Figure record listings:
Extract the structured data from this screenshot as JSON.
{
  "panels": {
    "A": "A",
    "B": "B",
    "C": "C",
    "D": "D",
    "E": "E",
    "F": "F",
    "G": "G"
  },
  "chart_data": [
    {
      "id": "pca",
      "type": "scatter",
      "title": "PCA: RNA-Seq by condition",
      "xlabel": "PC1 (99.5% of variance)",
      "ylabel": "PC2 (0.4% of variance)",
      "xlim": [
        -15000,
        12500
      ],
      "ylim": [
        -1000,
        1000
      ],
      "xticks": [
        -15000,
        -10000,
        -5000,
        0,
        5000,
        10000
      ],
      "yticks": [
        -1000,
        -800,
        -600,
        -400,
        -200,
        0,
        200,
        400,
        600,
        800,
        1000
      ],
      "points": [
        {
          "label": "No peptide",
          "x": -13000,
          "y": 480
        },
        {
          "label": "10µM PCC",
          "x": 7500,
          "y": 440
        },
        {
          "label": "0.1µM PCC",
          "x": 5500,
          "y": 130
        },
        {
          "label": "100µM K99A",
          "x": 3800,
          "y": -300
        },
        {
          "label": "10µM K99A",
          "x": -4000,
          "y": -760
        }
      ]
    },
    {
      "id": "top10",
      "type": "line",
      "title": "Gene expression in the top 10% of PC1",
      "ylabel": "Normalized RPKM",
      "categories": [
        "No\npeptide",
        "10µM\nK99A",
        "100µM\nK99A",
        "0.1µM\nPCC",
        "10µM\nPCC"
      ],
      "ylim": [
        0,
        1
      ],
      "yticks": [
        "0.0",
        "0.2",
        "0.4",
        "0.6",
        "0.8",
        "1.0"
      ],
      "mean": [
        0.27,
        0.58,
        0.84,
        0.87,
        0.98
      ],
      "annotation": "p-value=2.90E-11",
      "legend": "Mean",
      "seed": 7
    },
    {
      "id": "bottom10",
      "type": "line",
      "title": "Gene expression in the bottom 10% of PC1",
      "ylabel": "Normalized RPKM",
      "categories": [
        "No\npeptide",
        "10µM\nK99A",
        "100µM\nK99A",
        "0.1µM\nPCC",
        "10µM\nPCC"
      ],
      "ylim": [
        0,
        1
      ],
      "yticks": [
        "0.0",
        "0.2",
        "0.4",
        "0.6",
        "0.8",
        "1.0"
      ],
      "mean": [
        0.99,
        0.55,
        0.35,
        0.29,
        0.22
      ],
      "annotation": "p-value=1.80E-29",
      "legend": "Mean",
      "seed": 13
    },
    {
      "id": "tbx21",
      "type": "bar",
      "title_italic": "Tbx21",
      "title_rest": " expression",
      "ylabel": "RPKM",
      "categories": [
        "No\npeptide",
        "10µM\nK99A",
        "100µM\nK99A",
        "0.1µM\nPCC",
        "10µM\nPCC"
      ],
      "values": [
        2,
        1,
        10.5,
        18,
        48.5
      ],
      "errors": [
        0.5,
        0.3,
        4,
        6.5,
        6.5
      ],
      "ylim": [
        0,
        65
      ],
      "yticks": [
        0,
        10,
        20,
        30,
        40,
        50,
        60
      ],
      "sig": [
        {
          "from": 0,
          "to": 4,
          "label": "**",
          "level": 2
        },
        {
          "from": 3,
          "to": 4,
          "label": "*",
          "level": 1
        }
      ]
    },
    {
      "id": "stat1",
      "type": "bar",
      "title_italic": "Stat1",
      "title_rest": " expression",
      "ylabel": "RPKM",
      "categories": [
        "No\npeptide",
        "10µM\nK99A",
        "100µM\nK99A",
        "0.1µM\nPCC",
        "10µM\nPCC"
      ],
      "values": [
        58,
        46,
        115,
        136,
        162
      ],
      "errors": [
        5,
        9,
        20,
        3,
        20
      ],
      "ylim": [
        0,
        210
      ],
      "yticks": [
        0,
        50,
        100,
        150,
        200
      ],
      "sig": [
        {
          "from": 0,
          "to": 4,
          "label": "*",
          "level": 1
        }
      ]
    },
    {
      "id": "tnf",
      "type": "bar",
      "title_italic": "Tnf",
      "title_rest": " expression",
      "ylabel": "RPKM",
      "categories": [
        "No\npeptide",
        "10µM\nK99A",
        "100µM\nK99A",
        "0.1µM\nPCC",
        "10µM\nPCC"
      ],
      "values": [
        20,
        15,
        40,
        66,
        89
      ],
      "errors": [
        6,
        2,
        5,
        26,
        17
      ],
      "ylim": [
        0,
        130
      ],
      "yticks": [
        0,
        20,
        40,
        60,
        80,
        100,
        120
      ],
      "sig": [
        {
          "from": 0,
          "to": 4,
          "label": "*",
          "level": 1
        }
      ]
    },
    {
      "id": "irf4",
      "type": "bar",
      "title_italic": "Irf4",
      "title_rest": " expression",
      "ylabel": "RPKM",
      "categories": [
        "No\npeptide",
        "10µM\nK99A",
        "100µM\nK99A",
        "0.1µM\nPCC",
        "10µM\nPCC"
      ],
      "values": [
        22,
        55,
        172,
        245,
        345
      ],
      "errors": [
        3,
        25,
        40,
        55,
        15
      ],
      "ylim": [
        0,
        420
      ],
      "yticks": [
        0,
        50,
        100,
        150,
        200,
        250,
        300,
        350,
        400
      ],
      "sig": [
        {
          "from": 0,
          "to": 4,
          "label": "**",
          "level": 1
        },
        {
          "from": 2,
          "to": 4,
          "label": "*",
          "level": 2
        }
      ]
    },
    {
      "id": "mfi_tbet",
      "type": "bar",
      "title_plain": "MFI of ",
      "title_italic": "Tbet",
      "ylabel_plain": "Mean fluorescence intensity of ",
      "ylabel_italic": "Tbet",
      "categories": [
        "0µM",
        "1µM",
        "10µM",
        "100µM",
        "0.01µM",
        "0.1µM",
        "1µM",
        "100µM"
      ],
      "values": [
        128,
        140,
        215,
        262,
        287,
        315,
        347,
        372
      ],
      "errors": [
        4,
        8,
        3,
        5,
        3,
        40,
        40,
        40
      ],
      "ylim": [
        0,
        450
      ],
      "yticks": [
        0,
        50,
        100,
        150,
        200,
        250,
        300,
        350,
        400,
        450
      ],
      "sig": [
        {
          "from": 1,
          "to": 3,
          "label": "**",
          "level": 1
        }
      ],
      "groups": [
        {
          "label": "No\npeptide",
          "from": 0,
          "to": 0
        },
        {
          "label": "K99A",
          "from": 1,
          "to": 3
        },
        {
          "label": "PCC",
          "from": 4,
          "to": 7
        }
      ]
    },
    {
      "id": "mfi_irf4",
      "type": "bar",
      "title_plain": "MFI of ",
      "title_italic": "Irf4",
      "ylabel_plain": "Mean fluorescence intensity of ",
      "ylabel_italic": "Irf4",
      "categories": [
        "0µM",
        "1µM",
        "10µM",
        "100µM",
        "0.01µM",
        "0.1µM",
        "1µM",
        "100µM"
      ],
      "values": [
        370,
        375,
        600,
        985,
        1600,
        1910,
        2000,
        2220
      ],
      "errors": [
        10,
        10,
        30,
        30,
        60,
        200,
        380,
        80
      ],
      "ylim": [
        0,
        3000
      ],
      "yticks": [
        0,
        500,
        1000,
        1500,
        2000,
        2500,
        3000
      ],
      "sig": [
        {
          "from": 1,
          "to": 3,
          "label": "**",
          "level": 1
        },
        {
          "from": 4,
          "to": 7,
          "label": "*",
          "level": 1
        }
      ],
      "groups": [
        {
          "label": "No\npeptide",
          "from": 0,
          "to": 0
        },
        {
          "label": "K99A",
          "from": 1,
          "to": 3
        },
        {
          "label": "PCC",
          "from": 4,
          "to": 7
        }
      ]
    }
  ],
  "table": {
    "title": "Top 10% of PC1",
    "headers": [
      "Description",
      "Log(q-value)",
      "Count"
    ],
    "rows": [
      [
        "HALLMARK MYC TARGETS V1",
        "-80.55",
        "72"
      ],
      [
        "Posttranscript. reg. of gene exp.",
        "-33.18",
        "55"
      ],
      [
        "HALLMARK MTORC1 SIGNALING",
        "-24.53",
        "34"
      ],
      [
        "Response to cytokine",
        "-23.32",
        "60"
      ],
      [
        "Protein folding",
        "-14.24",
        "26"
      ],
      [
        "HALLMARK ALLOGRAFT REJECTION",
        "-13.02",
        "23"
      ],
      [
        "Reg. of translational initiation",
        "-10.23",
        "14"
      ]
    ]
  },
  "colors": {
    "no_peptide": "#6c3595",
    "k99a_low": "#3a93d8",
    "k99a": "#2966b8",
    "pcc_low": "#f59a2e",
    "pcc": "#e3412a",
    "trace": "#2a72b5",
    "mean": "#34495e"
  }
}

Activity:
Within the data, tally each line containing the string "HALLMARK". Answer with the number by itself.

Solved exercise:
3